_Provided text_.
<<<<

# Ammo



## JackOfAllSlings (Mar 15, 2013)

What are some alternatives to slingshot ammo, i know about steel balls and marbles but does anyone else know of some different types? I just made this account on the forum and am happy to join.


----------



## Arturito (Jan 10, 2013)

Welcome, you can go here http://slingshotforum.com/topic/20842-using-pieces-of-a-rod-aka-rods-as-ammo/


----------



## Henry the Hermit (Jun 2, 2010)

I shoot cast lead balls and bullets. After a fairly small investment in equipment, lead is cheaper than either marbles or steel. It is also more effective than either.


----------



## treefork (Feb 1, 2010)

hex nuts,fishing weights,wheel weights,clay balls. Candy Gobstoppers .paintball, river rock


----------



## JackOfAllSlings (Mar 15, 2013)

Thanks everyone, great ideas


----------



## bigron (Nov 29, 2012)

in a rush what you can fit in the pouch :headbang:


----------



## Bajaja (May 13, 2011)

>>>>

_Dataset entries_.
<<<<

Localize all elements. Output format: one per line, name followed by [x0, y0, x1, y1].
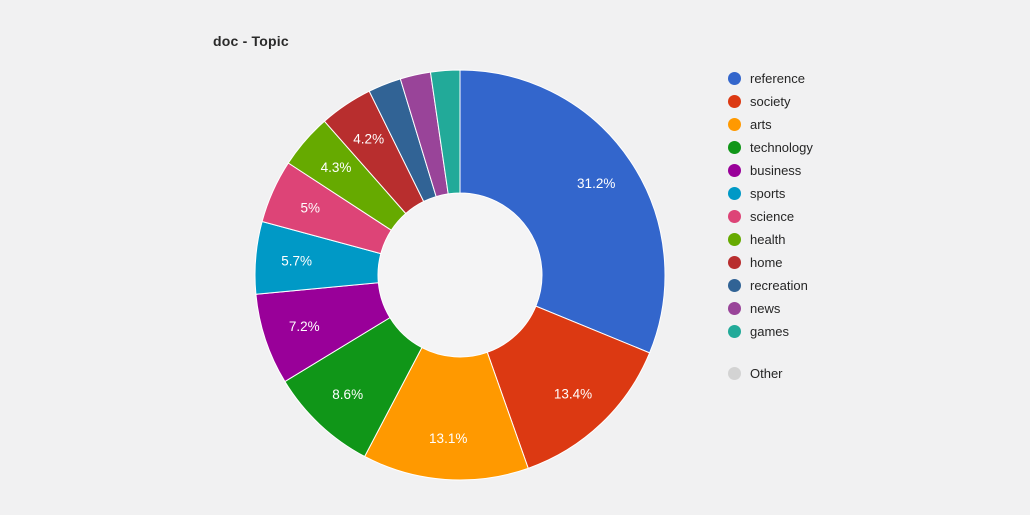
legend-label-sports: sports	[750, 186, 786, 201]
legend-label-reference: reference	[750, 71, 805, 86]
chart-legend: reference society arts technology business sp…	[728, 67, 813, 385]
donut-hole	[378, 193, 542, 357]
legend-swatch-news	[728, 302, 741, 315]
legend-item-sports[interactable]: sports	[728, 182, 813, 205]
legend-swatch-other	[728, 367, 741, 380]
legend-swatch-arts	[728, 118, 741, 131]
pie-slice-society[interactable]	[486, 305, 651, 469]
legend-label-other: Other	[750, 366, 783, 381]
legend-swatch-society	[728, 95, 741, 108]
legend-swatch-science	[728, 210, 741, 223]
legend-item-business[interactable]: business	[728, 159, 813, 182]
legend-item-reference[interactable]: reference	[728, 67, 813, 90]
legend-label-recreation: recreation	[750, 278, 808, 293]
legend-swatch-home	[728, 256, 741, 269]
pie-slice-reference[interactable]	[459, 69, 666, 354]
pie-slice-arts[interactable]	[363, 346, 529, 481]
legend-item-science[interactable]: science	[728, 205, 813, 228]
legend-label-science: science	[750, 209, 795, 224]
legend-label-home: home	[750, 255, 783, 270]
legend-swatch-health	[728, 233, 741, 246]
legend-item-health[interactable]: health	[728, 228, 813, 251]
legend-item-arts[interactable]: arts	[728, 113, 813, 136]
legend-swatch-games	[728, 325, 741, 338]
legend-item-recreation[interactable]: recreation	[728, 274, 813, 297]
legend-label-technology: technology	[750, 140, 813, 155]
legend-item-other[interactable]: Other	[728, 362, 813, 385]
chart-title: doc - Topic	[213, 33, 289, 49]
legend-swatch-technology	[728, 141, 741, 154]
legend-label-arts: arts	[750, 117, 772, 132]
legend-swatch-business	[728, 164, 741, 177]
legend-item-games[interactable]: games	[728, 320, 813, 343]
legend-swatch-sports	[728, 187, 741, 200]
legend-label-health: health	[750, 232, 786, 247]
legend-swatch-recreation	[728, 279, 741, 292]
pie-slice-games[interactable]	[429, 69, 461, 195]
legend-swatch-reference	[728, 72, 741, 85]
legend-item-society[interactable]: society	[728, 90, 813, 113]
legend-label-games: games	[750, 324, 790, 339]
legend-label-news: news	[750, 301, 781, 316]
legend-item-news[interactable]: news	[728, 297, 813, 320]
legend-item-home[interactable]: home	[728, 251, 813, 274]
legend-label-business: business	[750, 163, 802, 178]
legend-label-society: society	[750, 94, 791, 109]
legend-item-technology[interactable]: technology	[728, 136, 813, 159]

>>>>
<<<<

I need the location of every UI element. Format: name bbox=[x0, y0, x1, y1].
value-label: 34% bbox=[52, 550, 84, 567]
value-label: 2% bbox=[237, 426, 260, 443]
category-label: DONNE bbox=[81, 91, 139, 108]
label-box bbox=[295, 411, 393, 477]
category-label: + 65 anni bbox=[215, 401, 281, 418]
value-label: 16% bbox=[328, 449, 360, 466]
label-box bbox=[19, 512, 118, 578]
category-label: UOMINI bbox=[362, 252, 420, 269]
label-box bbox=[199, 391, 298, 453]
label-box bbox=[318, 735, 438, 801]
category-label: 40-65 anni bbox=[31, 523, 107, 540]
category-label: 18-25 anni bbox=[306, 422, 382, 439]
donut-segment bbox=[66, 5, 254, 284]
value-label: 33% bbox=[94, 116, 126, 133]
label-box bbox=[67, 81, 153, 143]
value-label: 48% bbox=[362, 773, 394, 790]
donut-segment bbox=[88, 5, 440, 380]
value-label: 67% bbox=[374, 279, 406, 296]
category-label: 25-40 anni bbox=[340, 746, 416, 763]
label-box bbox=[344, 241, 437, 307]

>>>>

_Problem description_. Carry on the slingshot ammo forum thread from the point where it stops. The rows are separate material and have no connection to the slingshot ammo thread.

_Response to this exercise_.
I shoot clay balls. I mostly buy them, but once in a while I make some. Not for hunting, but for fun the best choice. If you hit, they break like they explode. And leave a clay stamp on hitting things. Cost half price of steel or when you make some your own it's almost free. So great choice for feeding the forest vegetation


----------



## Berkshire bred (Mar 4, 2012)

steel nuts, bolts, steel balls, lead balls, marbles, golf balls, tennis balls, pebbles, small rocks. the list is almost endless it just depends on what you want it for and partly your ability.


----------



## Berkshire bred (Mar 4, 2012)

sorry I also forgot to add arrows.


----------



## mopper (Nov 17, 2012)

gummibears, jellybeans, bits of sticks of cylindrical chalk, those explode on impact, quite impressive.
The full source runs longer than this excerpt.